Work instructions: Please transcribe the data that follows without the pictures, keeping every word the same.

[Records]
══════════════════════════════
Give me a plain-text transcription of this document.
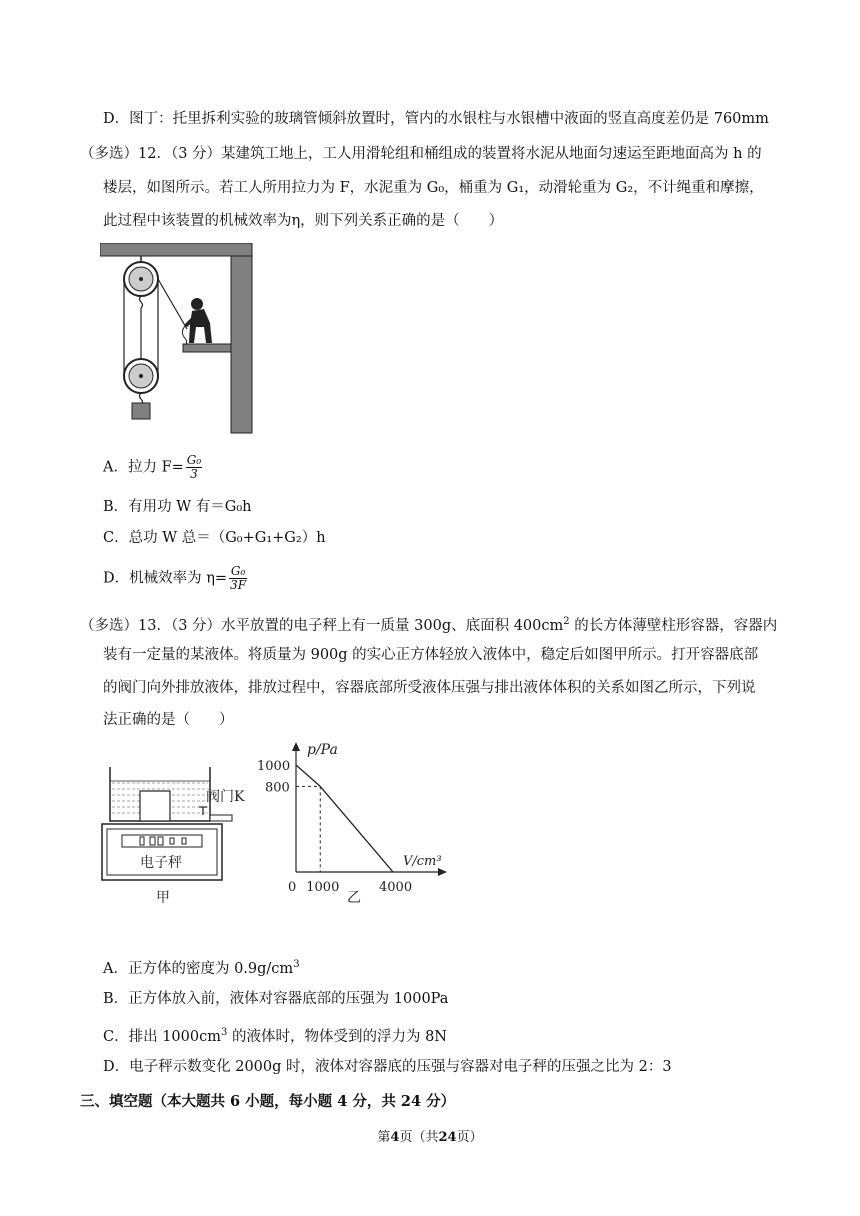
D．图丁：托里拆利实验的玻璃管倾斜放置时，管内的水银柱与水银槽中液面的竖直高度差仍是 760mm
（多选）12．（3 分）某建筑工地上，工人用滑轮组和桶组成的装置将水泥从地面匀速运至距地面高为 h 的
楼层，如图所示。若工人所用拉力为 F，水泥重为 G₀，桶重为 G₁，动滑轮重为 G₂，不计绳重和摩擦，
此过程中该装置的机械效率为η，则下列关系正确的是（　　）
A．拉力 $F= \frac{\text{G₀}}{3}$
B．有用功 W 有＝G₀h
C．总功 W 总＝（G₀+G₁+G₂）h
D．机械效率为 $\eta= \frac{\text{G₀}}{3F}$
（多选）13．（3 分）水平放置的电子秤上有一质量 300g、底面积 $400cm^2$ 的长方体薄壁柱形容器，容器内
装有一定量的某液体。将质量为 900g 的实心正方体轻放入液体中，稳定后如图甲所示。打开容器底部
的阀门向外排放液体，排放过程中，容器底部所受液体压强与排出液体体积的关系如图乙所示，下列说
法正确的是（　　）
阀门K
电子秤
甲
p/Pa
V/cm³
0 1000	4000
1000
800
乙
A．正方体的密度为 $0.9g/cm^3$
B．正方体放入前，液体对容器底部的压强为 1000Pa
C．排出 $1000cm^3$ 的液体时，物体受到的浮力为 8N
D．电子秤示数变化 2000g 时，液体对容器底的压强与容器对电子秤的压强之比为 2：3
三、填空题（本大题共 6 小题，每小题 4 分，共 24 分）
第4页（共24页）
══════════════════════════════
The output:
Give me a plain-text transcription of this document.
D．图丁：托里拆利实验的玻璃管倾斜放置时，管内的水银柱与水银槽中液面的竖直高度差仍是 760mm
（多选）12．（3 分）某建筑工地上，工人用滑轮组和桶组成的装置将水泥从地面匀速运至距地面高为 h 的
楼层，如图所示。若工人所用拉力为 F，水泥重为 G₀，桶重为 G₁，动滑轮重为 G₂，不计绳重和摩擦，
此过程中该装置的机械效率为η，则下列关系正确的是（　　）
A．拉力 $F= \frac{\text{G₀}}{3}$
B．有用功 W 有＝G₀h
C．总功 W 总＝（G₀+G₁+G₂）h
D．机械效率为 $\eta= \frac{\text{G₀}}{3F}$
（多选）13．（3 分）水平放置的电子秤上有一质量 300g、底面积 $400cm^2$ 的长方体薄壁柱形容器，容器内
装有一定量的某液体。将质量为 900g 的实心正方体轻放入液体中，稳定后如图甲所示。打开容器底部
的阀门向外排放液体，排放过程中，容器底部所受液体压强与排出液体体积的关系如图乙所示，下列说
法正确的是（　　）
阀门K
电子秤
甲
p/Pa
V/cm³
0 1000	4000
1000
800
乙
A．正方体的密度为 $0.9g/cm^3$
B．正方体放入前，液体对容器底部的压强为 1000Pa
C．排出 $1000cm^3$ 的液体时，物体受到的浮力为 8N
D．电子秤示数变化 2000g 时，液体对容器底的压强与容器对电子秤的压强之比为 2：3
三、填空题（本大题共 6 小题，每小题 4 分，共 24 分）
第4页（共24页）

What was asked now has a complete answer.